> Excerpted records:

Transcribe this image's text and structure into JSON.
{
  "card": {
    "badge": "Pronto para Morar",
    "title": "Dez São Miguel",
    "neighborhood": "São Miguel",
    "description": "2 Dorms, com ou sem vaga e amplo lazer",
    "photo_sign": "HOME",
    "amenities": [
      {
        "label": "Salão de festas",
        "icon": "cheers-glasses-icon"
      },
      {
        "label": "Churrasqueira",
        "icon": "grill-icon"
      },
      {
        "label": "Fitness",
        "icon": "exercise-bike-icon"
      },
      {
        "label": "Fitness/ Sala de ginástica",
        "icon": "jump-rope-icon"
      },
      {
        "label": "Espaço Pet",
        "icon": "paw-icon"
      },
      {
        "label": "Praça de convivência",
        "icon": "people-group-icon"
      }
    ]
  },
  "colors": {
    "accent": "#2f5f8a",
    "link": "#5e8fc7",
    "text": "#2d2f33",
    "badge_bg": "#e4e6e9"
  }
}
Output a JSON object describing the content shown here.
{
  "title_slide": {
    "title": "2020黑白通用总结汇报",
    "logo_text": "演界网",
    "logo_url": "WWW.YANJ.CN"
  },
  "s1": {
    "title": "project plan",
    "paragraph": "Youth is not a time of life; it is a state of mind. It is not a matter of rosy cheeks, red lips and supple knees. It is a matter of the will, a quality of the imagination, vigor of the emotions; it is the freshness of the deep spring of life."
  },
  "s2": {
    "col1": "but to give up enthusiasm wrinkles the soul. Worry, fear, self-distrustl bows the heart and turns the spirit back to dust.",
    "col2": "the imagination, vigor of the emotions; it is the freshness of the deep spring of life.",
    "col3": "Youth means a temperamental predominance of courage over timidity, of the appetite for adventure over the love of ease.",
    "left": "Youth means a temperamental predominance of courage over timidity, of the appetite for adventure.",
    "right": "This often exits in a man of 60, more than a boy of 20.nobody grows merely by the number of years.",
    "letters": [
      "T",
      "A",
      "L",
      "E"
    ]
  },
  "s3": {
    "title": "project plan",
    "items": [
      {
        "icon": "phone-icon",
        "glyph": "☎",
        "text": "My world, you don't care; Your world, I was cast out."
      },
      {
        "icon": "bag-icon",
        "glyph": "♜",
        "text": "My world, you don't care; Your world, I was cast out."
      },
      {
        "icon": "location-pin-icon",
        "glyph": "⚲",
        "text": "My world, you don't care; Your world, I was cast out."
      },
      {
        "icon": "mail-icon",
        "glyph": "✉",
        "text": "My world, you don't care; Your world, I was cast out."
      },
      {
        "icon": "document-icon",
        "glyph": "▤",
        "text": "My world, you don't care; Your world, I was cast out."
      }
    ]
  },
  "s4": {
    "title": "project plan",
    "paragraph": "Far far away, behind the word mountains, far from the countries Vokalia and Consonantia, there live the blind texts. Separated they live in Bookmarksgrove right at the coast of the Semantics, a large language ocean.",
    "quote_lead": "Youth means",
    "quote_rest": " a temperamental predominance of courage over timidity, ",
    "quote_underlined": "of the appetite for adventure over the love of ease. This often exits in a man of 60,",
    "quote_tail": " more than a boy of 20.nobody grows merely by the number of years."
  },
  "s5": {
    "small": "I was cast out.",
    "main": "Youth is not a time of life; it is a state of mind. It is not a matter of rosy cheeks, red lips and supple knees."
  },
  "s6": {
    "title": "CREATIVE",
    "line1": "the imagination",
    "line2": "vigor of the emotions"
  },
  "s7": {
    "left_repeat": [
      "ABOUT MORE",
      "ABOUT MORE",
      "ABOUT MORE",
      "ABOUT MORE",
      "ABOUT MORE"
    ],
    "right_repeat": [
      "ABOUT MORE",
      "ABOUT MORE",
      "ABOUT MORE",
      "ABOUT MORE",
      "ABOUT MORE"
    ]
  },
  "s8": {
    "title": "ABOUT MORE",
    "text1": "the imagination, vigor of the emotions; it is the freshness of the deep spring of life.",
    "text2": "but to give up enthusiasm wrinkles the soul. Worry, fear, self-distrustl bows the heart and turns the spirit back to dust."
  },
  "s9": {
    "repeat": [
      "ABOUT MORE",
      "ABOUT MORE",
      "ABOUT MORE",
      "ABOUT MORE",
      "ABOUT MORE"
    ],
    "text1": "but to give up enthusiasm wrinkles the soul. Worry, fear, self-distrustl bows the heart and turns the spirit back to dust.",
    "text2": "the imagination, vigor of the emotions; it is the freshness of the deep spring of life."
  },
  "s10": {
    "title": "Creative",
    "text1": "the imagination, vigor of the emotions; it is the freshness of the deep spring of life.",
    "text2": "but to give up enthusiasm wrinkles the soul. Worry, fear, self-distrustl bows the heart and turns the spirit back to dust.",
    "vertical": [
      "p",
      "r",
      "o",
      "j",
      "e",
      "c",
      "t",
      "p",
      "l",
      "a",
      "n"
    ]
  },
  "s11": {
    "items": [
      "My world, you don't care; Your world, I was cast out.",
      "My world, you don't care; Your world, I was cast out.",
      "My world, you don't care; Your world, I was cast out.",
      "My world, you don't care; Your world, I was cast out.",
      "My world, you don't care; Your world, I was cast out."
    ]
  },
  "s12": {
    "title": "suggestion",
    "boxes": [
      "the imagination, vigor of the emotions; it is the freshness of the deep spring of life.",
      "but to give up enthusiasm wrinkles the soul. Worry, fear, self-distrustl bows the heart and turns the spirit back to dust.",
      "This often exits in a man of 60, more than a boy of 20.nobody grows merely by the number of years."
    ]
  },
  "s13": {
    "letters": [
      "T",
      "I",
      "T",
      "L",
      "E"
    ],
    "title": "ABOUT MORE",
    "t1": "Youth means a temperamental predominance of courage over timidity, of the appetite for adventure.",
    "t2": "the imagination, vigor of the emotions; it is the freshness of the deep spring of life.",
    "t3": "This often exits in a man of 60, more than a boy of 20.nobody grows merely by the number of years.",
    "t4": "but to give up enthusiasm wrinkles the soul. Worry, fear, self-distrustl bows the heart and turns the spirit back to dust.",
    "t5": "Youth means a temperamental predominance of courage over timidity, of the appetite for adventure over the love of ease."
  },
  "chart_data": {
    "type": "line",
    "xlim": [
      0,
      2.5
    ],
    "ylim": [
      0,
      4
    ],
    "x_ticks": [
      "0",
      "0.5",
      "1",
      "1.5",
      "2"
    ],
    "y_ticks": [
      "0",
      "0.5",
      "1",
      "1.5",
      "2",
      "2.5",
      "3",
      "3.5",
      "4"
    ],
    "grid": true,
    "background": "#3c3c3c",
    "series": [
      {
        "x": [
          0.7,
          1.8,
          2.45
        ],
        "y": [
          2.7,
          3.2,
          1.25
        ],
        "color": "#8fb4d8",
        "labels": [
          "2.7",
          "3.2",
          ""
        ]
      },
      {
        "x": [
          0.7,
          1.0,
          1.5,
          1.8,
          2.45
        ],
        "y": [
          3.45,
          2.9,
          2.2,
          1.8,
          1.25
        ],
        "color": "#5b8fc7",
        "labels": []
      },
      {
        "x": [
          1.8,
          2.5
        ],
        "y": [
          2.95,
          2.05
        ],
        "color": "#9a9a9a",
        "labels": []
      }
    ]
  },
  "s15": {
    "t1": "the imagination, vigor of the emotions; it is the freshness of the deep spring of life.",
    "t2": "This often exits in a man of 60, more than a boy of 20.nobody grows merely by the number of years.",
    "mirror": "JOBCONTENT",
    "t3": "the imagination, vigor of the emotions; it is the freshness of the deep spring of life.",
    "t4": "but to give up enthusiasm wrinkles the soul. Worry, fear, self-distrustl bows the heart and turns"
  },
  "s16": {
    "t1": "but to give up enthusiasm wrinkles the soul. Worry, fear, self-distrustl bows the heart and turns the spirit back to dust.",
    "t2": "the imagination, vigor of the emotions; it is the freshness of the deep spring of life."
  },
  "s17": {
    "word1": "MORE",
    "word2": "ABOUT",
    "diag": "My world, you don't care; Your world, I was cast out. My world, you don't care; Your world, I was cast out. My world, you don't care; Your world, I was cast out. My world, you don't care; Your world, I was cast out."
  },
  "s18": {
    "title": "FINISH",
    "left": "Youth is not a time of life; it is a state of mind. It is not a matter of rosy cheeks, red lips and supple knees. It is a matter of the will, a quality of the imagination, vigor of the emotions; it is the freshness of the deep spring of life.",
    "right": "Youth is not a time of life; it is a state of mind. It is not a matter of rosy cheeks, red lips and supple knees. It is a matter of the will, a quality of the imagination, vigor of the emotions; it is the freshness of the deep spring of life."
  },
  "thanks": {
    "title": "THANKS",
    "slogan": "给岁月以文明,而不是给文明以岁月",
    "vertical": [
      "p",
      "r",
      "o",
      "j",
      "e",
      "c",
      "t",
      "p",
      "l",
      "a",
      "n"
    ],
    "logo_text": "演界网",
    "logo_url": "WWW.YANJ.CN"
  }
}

> Work to be completed: Find the word "ease" in the records and pull out each line that has it.

> Correct answer:
    "col3": "Youth means a temperamental predominance of courage over timidity, of the appetite for adventure over the love of ease.",
    "quote_underlined": "of the appetite for adventure over the love of ease. This often exits in a man of 60,",
    "t5": "Youth means a temperamental predominance of courage over timidity, of the appetite for adventure over the love of ease."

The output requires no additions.